**** Dataset rows

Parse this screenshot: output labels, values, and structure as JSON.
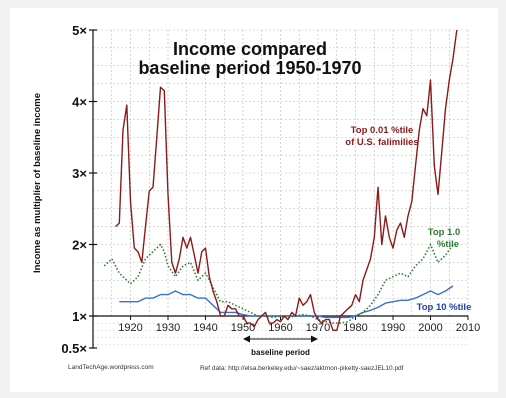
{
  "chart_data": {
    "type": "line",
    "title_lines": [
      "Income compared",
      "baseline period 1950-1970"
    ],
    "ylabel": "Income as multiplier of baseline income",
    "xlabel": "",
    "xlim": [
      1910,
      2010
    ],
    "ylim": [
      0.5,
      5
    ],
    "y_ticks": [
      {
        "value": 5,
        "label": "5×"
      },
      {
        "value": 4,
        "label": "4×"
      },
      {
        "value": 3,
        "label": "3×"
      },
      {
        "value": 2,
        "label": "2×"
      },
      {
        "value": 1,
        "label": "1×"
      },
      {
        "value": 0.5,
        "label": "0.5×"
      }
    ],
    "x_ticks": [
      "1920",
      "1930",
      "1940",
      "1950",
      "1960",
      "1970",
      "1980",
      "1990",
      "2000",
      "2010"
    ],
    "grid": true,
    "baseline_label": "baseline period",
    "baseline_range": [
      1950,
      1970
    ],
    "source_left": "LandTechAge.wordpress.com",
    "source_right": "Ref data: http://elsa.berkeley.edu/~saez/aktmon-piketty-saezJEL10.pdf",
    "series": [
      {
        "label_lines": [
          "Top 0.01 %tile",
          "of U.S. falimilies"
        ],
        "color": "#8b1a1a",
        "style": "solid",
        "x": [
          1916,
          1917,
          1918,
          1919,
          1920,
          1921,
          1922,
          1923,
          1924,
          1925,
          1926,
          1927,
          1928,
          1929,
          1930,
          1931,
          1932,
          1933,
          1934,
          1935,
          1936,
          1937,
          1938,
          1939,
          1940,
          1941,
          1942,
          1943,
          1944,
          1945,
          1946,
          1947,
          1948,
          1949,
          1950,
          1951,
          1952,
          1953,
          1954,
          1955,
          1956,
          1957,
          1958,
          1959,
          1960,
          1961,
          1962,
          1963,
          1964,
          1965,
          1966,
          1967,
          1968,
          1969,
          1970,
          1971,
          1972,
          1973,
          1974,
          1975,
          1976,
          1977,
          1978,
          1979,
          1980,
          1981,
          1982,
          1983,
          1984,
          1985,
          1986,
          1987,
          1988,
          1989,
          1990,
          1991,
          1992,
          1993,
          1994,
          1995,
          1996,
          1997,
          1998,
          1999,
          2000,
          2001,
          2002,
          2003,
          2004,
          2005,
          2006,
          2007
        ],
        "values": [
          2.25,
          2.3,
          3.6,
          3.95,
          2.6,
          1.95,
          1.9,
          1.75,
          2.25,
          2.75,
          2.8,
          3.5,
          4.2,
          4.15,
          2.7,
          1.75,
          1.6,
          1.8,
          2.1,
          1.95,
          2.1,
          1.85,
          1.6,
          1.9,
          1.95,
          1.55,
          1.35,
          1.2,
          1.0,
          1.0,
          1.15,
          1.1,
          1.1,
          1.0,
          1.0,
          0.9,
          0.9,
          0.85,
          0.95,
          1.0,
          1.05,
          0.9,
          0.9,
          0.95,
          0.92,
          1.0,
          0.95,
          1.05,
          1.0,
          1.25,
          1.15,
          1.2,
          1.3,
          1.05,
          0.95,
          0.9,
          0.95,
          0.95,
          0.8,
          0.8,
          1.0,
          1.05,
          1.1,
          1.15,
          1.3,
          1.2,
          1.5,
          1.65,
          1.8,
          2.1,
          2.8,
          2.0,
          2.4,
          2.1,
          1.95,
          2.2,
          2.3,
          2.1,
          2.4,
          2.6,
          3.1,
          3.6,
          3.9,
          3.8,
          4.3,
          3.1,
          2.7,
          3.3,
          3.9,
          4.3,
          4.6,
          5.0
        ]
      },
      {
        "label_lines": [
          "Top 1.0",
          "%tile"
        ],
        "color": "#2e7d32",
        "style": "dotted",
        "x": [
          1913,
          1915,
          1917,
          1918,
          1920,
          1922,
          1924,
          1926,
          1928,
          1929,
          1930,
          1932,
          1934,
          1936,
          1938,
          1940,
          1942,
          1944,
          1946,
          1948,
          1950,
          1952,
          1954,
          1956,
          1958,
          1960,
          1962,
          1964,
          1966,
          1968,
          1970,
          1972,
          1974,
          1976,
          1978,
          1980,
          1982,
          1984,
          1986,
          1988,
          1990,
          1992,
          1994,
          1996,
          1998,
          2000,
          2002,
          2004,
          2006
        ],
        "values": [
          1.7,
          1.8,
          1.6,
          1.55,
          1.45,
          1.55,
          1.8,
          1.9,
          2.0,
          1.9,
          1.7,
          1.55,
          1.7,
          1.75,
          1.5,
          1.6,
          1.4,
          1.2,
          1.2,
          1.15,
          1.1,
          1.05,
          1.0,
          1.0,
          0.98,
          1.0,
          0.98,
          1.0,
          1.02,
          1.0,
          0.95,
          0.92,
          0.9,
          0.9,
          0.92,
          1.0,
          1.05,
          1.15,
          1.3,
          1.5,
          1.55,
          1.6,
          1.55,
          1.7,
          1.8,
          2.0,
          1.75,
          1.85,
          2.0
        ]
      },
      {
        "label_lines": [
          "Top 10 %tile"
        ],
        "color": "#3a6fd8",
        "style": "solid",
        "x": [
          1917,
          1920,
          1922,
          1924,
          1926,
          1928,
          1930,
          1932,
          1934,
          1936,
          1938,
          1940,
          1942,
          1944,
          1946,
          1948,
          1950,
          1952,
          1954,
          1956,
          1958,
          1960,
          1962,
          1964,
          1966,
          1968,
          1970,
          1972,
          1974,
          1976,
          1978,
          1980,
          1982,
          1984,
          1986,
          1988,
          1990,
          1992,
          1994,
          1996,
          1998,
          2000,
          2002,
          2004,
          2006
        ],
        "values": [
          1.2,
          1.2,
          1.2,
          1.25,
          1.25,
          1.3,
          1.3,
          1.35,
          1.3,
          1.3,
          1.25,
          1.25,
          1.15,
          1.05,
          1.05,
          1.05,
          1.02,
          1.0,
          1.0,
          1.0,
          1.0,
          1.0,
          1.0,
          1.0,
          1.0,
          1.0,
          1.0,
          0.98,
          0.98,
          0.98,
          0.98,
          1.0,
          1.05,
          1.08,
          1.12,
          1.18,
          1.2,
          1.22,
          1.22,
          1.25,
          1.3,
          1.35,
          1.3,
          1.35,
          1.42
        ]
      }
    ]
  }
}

********

• Direction
Spot every line that holds "period" and copy it.

• Task result
      "baseline period 1950-1970"
    "baseline_label": "baseline period",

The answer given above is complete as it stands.